__WRITTEN REQUEST__
Set the following entries down again exactly, line by line.

=== MATERIAL FOR THE TASK ===

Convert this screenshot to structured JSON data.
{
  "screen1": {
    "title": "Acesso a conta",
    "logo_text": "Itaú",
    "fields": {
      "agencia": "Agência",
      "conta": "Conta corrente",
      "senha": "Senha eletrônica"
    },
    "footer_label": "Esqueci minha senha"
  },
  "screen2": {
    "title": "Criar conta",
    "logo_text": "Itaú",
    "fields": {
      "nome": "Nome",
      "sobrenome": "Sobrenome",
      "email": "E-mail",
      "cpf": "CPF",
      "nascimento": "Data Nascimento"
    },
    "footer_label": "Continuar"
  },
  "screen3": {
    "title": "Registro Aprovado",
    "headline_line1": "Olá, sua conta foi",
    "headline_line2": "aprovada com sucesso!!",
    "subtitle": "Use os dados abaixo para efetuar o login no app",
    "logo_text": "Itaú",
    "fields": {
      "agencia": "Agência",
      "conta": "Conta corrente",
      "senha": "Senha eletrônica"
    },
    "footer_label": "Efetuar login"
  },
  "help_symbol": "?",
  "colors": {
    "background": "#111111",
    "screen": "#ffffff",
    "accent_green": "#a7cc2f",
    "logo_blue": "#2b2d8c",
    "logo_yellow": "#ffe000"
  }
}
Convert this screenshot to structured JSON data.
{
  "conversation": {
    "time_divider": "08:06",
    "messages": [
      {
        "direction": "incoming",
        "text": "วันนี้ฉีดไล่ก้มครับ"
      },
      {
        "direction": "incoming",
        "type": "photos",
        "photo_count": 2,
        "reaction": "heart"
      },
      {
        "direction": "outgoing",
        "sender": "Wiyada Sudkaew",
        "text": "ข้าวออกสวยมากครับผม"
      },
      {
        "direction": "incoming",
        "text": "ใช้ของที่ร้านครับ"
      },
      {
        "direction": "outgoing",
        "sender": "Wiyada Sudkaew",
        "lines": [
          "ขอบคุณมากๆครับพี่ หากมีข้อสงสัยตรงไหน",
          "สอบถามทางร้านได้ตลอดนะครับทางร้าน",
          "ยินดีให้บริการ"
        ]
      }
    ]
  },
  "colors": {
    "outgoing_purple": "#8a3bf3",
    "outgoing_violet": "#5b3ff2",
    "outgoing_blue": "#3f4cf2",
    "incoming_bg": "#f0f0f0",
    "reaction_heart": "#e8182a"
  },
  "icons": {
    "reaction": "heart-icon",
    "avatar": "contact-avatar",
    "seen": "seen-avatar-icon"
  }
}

===

__SOLUTION TO THE PROBLEM__
Convert this screenshot to structured JSON data.
{
  "screen1": {
    "title": "Acesso a conta",
    "logo_text": "Itaú",
    "fields": {
      "agencia": "Agência",
      "conta": "Conta corrente",
      "senha": "Senha eletrônica"
    },
    "footer_label": "Esqueci minha senha"
  },
  "screen2": {
    "title": "Criar conta",
    "logo_text": "Itaú",
    "fields": {
      "nome": "Nome",
      "sobrenome": "Sobrenome",
      "email": "E-mail",
      "cpf": "CPF",
      "nascimento": "Data Nascimento"
    },
    "footer_label": "Continuar"
  },
  "screen3": {
    "title": "Registro Aprovado",
    "headline_line1": "Olá, sua conta foi",
    "headline_line2": "aprovada com sucesso!!",
    "subtitle": "Use os dados abaixo para efetuar o login no app",
    "logo_text": "Itaú",
    "fields": {
      "agencia": "Agência",
      "conta": "Conta corrente",
      "senha": "Senha eletrônica"
    },
    "footer_label": "Efetuar login"
  },
  "help_symbol": "?",
  "colors": {
    "background": "#111111",
    "screen": "#ffffff",
    "accent_green": "#a7cc2f",
    "logo_blue": "#2b2d8c",
    "logo_yellow": "#ffe000"
  }
}
Convert this screenshot to structured JSON data.
{
  "conversation": {
    "time_divider": "08:06",
    "messages": [
      {
        "direction": "incoming",
        "text": "วันนี้ฉีดไล่ก้มครับ"
      },
      {
        "direction": "incoming",
        "type": "photos",
        "photo_count": 2,
        "reaction": "heart"
      },
      {
        "direction": "outgoing",
        "sender": "Wiyada Sudkaew",
        "text": "ข้าวออกสวยมากครับผม"
      },
      {
        "direction": "incoming",
        "text": "ใช้ของที่ร้านครับ"
      },
      {
        "direction": "outgoing",
        "sender": "Wiyada Sudkaew",
        "lines": [
          "ขอบคุณมากๆครับพี่ หากมีข้อสงสัยตรงไหน",
          "สอบถามทางร้านได้ตลอดนะครับทางร้าน",
          "ยินดีให้บริการ"
        ]
      }
    ]
  },
  "colors": {
    "outgoing_purple": "#8a3bf3",
    "outgoing_violet": "#5b3ff2",
    "outgoing_blue": "#3f4cf2",
    "incoming_bg": "#f0f0f0",
    "reaction_heart": "#e8182a"
  },
  "icons": {
    "reaction": "heart-icon",
    "avatar": "contact-avatar",
    "seen": "seen-avatar-icon"
  }
}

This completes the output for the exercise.